— BEGIN Material to process —
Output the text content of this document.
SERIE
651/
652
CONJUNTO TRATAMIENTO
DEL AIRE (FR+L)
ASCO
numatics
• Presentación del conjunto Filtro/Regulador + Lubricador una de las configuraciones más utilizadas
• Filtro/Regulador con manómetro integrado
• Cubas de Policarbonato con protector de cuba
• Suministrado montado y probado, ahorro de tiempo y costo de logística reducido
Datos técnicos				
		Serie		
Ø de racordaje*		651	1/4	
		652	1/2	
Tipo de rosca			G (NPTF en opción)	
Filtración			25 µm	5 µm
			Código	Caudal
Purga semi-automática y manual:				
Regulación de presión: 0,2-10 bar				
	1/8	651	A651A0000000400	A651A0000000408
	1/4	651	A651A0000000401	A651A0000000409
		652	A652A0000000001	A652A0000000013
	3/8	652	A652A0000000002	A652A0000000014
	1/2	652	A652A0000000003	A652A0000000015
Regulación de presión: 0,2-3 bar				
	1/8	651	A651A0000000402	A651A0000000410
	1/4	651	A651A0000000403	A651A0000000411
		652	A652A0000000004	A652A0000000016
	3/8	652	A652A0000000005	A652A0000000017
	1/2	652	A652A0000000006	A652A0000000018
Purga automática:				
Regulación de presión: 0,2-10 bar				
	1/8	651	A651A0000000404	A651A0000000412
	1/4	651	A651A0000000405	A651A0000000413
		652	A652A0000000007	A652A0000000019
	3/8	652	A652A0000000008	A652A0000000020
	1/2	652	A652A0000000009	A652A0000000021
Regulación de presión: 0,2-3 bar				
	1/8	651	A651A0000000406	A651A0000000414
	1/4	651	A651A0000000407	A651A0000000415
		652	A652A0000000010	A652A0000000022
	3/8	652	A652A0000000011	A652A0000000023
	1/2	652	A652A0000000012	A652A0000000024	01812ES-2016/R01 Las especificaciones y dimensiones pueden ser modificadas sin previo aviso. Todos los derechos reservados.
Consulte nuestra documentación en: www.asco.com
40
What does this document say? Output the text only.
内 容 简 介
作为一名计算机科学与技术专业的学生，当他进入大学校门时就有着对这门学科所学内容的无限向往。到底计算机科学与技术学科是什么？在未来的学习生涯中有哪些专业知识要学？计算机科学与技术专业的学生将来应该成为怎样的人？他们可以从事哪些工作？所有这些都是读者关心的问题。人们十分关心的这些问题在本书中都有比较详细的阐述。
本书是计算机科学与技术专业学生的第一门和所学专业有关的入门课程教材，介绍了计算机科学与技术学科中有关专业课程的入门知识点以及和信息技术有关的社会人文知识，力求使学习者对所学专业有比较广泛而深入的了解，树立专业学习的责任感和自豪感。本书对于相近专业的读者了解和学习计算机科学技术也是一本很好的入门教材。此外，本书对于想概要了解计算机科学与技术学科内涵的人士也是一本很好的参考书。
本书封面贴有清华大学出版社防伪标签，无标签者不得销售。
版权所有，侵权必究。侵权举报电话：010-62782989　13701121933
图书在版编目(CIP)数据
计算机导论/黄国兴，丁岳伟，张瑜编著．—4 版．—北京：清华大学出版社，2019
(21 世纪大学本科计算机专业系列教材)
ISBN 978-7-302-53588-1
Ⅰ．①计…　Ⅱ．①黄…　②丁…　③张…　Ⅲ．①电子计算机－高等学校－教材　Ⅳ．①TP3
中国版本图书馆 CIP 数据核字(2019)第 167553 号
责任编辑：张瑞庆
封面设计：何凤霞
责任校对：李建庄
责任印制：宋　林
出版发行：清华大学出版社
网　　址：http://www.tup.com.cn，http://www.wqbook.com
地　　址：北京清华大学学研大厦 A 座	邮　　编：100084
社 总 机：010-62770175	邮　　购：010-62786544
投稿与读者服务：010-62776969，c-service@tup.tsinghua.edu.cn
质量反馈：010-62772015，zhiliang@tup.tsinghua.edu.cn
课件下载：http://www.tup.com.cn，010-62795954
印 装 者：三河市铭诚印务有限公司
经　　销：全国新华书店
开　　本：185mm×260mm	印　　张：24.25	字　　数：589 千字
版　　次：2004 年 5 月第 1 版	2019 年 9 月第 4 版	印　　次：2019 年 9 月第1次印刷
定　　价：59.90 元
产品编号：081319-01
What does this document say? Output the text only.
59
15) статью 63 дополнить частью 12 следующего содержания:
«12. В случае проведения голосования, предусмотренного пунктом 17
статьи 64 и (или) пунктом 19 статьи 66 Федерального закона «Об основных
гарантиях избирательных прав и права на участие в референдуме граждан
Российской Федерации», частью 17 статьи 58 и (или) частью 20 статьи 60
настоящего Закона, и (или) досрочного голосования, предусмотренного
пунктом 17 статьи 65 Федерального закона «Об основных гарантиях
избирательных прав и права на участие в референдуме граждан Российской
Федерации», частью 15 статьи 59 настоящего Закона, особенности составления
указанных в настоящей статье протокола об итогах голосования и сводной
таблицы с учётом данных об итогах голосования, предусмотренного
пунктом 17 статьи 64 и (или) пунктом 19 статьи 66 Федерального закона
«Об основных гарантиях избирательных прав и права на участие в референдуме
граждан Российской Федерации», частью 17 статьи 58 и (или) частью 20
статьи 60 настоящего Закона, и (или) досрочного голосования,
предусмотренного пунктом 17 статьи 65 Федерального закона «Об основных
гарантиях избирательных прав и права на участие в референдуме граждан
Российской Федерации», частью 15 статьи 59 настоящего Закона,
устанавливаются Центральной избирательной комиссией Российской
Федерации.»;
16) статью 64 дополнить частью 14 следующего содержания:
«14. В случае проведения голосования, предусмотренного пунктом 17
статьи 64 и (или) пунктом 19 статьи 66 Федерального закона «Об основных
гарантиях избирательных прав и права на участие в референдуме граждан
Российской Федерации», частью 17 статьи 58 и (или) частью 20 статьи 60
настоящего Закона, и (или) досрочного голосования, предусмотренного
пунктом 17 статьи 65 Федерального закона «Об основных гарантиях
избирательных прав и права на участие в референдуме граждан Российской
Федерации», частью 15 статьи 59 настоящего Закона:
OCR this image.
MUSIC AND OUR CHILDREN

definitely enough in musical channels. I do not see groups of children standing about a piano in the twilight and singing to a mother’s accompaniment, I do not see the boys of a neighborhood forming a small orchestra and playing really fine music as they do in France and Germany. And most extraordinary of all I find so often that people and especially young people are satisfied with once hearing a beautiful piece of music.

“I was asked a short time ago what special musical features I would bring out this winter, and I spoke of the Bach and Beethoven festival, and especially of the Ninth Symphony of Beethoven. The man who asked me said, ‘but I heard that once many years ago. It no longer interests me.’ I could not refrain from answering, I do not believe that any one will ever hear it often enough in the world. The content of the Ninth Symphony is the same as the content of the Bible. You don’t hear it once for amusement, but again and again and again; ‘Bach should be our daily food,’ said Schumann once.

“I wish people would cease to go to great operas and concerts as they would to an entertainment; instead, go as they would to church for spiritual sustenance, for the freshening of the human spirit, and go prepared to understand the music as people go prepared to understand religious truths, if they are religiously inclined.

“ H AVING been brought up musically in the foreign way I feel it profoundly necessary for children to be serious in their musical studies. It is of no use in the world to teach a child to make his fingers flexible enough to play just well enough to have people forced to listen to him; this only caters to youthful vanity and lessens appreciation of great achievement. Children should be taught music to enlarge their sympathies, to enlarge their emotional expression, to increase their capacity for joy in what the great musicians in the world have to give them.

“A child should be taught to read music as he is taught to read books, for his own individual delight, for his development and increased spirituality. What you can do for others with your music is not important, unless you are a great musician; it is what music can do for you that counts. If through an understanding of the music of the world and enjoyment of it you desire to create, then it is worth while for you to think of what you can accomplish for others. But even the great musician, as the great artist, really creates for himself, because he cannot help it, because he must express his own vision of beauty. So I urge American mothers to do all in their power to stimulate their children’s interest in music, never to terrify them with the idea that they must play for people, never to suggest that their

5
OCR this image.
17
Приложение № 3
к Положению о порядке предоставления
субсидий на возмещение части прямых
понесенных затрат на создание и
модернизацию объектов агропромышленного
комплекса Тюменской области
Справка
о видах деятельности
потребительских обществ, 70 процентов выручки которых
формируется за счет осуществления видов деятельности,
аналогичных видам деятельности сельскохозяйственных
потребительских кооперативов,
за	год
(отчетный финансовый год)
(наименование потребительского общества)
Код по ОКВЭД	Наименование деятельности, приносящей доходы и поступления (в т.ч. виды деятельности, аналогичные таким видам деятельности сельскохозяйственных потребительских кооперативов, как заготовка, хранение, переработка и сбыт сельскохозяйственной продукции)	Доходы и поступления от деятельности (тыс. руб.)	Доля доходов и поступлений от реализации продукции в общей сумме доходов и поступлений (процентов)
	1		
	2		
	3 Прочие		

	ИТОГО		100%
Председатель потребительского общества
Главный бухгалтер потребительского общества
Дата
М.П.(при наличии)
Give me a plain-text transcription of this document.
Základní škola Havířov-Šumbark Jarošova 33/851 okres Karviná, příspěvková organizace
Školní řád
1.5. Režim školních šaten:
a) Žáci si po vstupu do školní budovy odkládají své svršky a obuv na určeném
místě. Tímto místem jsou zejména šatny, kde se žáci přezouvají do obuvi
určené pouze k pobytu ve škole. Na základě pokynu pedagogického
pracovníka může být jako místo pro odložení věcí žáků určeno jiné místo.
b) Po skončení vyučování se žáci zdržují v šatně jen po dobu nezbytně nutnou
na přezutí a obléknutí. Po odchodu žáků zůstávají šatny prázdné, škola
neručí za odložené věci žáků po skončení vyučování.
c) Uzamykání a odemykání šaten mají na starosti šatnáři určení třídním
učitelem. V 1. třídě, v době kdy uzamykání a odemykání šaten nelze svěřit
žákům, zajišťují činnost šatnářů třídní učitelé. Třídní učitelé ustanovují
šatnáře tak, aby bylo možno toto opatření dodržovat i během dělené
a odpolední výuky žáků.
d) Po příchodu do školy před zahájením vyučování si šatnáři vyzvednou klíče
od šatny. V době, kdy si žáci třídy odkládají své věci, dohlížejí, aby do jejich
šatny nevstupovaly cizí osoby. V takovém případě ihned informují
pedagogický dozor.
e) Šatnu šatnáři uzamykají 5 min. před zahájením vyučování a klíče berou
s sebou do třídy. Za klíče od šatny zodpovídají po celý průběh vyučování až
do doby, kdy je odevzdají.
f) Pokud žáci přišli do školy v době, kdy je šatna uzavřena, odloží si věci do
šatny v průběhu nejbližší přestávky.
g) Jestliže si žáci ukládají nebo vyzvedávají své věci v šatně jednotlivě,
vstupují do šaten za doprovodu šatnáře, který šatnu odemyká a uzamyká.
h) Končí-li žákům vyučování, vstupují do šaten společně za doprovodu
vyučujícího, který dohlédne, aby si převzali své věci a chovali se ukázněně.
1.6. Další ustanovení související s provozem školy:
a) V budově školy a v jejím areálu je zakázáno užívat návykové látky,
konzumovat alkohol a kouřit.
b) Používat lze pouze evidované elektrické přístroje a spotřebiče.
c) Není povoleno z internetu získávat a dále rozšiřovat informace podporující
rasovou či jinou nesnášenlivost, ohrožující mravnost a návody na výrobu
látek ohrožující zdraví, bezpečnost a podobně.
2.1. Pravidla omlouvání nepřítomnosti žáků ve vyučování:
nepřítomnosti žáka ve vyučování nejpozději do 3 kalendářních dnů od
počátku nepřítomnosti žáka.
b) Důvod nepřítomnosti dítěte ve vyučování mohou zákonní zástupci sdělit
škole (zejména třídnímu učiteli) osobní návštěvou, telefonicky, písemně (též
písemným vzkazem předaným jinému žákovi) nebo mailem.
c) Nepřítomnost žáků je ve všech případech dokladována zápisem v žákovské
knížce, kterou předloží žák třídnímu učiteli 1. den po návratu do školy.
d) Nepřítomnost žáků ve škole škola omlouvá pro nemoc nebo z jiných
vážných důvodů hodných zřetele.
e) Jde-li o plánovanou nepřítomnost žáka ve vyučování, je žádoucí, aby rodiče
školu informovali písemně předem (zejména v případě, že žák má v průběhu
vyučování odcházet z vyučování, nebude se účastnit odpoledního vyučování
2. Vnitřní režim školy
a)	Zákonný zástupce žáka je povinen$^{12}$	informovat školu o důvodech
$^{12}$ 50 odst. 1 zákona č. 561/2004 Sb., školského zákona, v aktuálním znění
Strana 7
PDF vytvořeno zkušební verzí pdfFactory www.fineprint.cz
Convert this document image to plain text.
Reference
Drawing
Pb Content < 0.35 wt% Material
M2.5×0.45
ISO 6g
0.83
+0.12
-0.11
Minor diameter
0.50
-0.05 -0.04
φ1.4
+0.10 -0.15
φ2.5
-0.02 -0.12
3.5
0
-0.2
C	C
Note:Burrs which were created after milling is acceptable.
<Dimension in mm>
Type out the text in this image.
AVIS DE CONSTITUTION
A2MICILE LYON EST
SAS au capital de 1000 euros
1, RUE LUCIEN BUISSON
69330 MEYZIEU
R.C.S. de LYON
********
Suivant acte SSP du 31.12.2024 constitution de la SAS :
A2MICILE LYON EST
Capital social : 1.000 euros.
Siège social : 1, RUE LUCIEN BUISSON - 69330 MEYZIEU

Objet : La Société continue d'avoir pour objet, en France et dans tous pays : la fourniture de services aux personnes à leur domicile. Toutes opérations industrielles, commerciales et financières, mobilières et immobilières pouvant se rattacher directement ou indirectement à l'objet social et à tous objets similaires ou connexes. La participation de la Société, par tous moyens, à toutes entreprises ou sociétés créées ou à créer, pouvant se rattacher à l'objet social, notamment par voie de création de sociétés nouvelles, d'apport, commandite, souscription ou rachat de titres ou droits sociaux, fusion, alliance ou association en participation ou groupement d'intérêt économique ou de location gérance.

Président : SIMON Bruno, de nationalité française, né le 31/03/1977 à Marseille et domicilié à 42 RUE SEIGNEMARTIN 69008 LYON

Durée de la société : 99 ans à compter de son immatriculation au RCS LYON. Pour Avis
— END Material to process —
### Stated goal
Every line in the data that holds "деятельности" should be copied out.

### Answer below
о видах деятельности
формируется за счет осуществления видов деятельности,
аналогичных видам деятельности сельскохозяйственных
Код по ОКВЭД	Наименование деятельности, приносящей доходы и поступления (в т.ч. виды деятельности, аналогичные таким видам деятельности сельскохозяйственных потребительских кооперативов, как заготовка, хранение, переработка и сбыт сельскохозяйственной продукции)	Доходы и поступления от деятельности (тыс. руб.)	Доля доходов и поступлений от реализации продукции в общей сумме доходов и поступлений (процентов)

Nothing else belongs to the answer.